Short problem =
Retype the data below without altering anything.

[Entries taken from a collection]

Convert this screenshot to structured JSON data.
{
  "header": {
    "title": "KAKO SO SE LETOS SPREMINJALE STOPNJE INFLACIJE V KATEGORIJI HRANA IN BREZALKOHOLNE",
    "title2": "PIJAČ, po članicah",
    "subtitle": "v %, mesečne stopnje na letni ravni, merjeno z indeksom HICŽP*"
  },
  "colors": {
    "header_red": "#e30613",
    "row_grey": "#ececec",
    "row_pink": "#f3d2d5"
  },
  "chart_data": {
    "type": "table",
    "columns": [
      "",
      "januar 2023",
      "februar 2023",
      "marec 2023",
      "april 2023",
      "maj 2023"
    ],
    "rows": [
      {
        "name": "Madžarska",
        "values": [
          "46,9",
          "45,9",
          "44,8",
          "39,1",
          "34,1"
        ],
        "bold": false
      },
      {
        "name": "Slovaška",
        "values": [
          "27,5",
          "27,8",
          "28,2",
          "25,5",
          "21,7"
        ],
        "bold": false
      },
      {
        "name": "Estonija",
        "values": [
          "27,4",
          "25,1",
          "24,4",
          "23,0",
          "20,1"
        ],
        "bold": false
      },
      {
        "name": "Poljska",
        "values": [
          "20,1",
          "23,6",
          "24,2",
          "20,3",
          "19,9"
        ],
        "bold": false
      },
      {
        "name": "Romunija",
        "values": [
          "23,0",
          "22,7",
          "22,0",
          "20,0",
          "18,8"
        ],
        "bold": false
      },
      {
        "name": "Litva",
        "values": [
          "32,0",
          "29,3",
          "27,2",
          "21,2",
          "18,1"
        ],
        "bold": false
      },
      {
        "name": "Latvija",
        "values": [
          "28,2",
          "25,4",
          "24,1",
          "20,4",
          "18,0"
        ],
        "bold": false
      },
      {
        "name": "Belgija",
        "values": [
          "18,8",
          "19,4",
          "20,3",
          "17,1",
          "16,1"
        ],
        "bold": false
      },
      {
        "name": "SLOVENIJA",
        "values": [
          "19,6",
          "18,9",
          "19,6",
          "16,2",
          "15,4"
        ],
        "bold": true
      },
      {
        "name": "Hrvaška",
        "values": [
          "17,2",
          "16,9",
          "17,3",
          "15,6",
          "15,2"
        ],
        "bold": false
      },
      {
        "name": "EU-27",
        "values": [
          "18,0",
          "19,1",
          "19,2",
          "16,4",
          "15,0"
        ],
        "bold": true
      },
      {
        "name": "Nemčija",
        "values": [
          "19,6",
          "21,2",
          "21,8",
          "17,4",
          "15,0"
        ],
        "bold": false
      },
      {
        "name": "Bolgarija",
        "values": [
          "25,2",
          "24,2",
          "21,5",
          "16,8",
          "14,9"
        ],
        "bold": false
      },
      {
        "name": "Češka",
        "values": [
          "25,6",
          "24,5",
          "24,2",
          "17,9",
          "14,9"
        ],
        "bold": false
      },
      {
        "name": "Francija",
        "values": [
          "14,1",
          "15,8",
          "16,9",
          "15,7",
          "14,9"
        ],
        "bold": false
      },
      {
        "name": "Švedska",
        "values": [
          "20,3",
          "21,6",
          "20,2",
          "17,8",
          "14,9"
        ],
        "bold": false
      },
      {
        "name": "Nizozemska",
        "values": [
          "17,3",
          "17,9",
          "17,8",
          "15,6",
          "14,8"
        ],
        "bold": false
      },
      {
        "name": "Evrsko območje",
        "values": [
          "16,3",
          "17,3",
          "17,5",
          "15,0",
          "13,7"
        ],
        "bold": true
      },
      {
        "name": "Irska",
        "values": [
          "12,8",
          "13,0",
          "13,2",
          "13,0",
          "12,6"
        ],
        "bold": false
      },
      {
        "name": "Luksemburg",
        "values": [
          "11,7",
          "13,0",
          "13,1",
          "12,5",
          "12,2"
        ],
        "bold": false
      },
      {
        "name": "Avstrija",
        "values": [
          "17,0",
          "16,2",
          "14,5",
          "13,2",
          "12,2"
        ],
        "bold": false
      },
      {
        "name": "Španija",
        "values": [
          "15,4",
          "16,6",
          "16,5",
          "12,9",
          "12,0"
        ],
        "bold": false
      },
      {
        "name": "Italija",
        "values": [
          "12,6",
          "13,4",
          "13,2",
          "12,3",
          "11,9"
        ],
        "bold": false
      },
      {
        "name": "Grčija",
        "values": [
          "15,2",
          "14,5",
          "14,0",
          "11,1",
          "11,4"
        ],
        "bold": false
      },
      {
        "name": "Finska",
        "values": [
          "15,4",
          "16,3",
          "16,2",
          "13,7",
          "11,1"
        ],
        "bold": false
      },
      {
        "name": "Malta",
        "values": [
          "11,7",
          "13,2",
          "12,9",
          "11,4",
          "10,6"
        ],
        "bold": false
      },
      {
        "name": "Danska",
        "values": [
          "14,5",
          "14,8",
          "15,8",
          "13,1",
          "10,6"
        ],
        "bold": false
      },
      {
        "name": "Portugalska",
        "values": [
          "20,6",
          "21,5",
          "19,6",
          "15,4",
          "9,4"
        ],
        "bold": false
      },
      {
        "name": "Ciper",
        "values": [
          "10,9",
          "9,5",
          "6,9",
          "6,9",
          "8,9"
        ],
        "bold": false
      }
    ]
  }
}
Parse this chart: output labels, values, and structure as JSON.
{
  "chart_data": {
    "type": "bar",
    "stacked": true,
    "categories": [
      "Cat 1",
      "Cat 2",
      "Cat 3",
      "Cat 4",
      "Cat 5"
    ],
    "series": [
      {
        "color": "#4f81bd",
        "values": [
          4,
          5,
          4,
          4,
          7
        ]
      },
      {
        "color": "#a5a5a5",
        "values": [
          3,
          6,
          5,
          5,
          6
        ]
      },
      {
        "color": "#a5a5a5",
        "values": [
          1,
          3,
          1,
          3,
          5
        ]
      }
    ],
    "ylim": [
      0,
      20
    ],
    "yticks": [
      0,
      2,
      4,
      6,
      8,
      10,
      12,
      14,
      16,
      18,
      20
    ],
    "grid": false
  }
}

Solution to the problem =
Convert this screenshot to structured JSON data.
{
  "header": {
    "title": "KAKO SO SE LETOS SPREMINJALE STOPNJE INFLACIJE V KATEGORIJI HRANA IN BREZALKOHOLNE",
    "title2": "PIJAČ, po članicah",
    "subtitle": "v %, mesečne stopnje na letni ravni, merjeno z indeksom HICŽP*"
  },
  "colors": {
    "header_red": "#e30613",
    "row_grey": "#ececec",
    "row_pink": "#f3d2d5"
  },
  "chart_data": {
    "type": "table",
    "columns": [
      "",
      "januar 2023",
      "februar 2023",
      "marec 2023",
      "april 2023",
      "maj 2023"
    ],
    "rows": [
      {
        "name": "Madžarska",
        "values": [
          "46,9",
          "45,9",
          "44,8",
          "39,1",
          "34,1"
        ],
        "bold": false
      },
      {
        "name": "Slovaška",
        "values": [
          "27,5",
          "27,8",
          "28,2",
          "25,5",
          "21,7"
        ],
        "bold": false
      },
      {
        "name": "Estonija",
        "values": [
          "27,4",
          "25,1",
          "24,4",
          "23,0",
          "20,1"
        ],
        "bold": false
      },
      {
        "name": "Poljska",
        "values": [
          "20,1",
          "23,6",
          "24,2",
          "20,3",
          "19,9"
        ],
        "bold": false
      },
      {
        "name": "Romunija",
        "values": [
          "23,0",
          "22,7",
          "22,0",
          "20,0",
          "18,8"
        ],
        "bold": false
      },
      {
        "name": "Litva",
        "values": [
          "32,0",
          "29,3",
          "27,2",
          "21,2",
          "18,1"
        ],
        "bold": false
      },
      {
        "name": "Latvija",
        "values": [
          "28,2",
          "25,4",
          "24,1",
          "20,4",
          "18,0"
        ],
        "bold": false
      },
      {
        "name": "Belgija",
        "values": [
          "18,8",
          "19,4",
          "20,3",
          "17,1",
          "16,1"
        ],
        "bold": false
      },
      {
        "name": "SLOVENIJA",
        "values": [
          "19,6",
          "18,9",
          "19,6",
          "16,2",
          "15,4"
        ],
        "bold": true
      },
      {
        "name": "Hrvaška",
        "values": [
          "17,2",
          "16,9",
          "17,3",
          "15,6",
          "15,2"
        ],
        "bold": false
      },
      {
        "name": "EU-27",
        "values": [
          "18,0",
          "19,1",
          "19,2",
          "16,4",
          "15,0"
        ],
        "bold": true
      },
      {
        "name": "Nemčija",
        "values": [
          "19,6",
          "21,2",
          "21,8",
          "17,4",
          "15,0"
        ],
        "bold": false
      },
      {
        "name": "Bolgarija",
        "values": [
          "25,2",
          "24,2",
          "21,5",
          "16,8",
          "14,9"
        ],
        "bold": false
      },
      {
        "name": "Češka",
        "values": [
          "25,6",
          "24,5",
          "24,2",
          "17,9",
          "14,9"
        ],
        "bold": false
      },
      {
        "name": "Francija",
        "values": [
          "14,1",
          "15,8",
          "16,9",
          "15,7",
          "14,9"
        ],
        "bold": false
      },
      {
        "name": "Švedska",
        "values": [
          "20,3",
          "21,6",
          "20,2",
          "17,8",
          "14,9"
        ],
        "bold": false
      },
      {
        "name": "Nizozemska",
        "values": [
          "17,3",
          "17,9",
          "17,8",
          "15,6",
          "14,8"
        ],
        "bold": false
      },
      {
        "name": "Evrsko območje",
        "values": [
          "16,3",
          "17,3",
          "17,5",
          "15,0",
          "13,7"
        ],
        "bold": true
      },
      {
        "name": "Irska",
        "values": [
          "12,8",
          "13,0",
          "13,2",
          "13,0",
          "12,6"
        ],
        "bold": false
      },
      {
        "name": "Luksemburg",
        "values": [
          "11,7",
          "13,0",
          "13,1",
          "12,5",
          "12,2"
        ],
        "bold": false
      },
      {
        "name": "Avstrija",
        "values": [
          "17,0",
          "16,2",
          "14,5",
          "13,2",
          "12,2"
        ],
        "bold": false
      },
      {
        "name": "Španija",
        "values": [
          "15,4",
          "16,6",
          "16,5",
          "12,9",
          "12,0"
        ],
        "bold": false
      },
      {
        "name": "Italija",
        "values": [
          "12,6",
          "13,4",
          "13,2",
          "12,3",
          "11,9"
        ],
        "bold": false
      },
      {
        "name": "Grčija",
        "values": [
          "15,2",
          "14,5",
          "14,0",
          "11,1",
          "11,4"
        ],
        "bold": false
      },
      {
        "name": "Finska",
        "values": [
          "15,4",
          "16,3",
          "16,2",
          "13,7",
          "11,1"
        ],
        "bold": false
      },
      {
        "name": "Malta",
        "values": [
          "11,7",
          "13,2",
          "12,9",
          "11,4",
          "10,6"
        ],
        "bold": false
      },
      {
        "name": "Danska",
        "values": [
          "14,5",
          "14,8",
          "15,8",
          "13,1",
          "10,6"
        ],
        "bold": false
      },
      {
        "name": "Portugalska",
        "values": [
          "20,6",
          "21,5",
          "19,6",
          "15,4",
          "9,4"
        ],
        "bold": false
      },
      {
        "name": "Ciper",
        "values": [
          "10,9",
          "9,5",
          "6,9",
          "6,9",
          "8,9"
        ],
        "bold": false
      }
    ]
  }
}
Parse this chart: output labels, values, and structure as JSON.
{
  "chart_data": {
    "type": "bar",
    "stacked": true,
    "categories": [
      "Cat 1",
      "Cat 2",
      "Cat 3",
      "Cat 4",
      "Cat 5"
    ],
    "series": [
      {
        "color": "#4f81bd",
        "values": [
          4,
          5,
          4,
          4,
          7
        ]
      },
      {
        "color": "#a5a5a5",
        "values": [
          3,
          6,
          5,
          5,
          6
        ]
      },
      {
        "color": "#a5a5a5",
        "values": [
          1,
          3,
          1,
          3,
          5
        ]
      }
    ],
    "ylim": [
      0,
      20
    ],
    "yticks": [
      0,
      2,
      4,
      6,
      8,
      10,
      12,
      14,
      16,
      18,
      20
    ],
    "grid": false
  }
}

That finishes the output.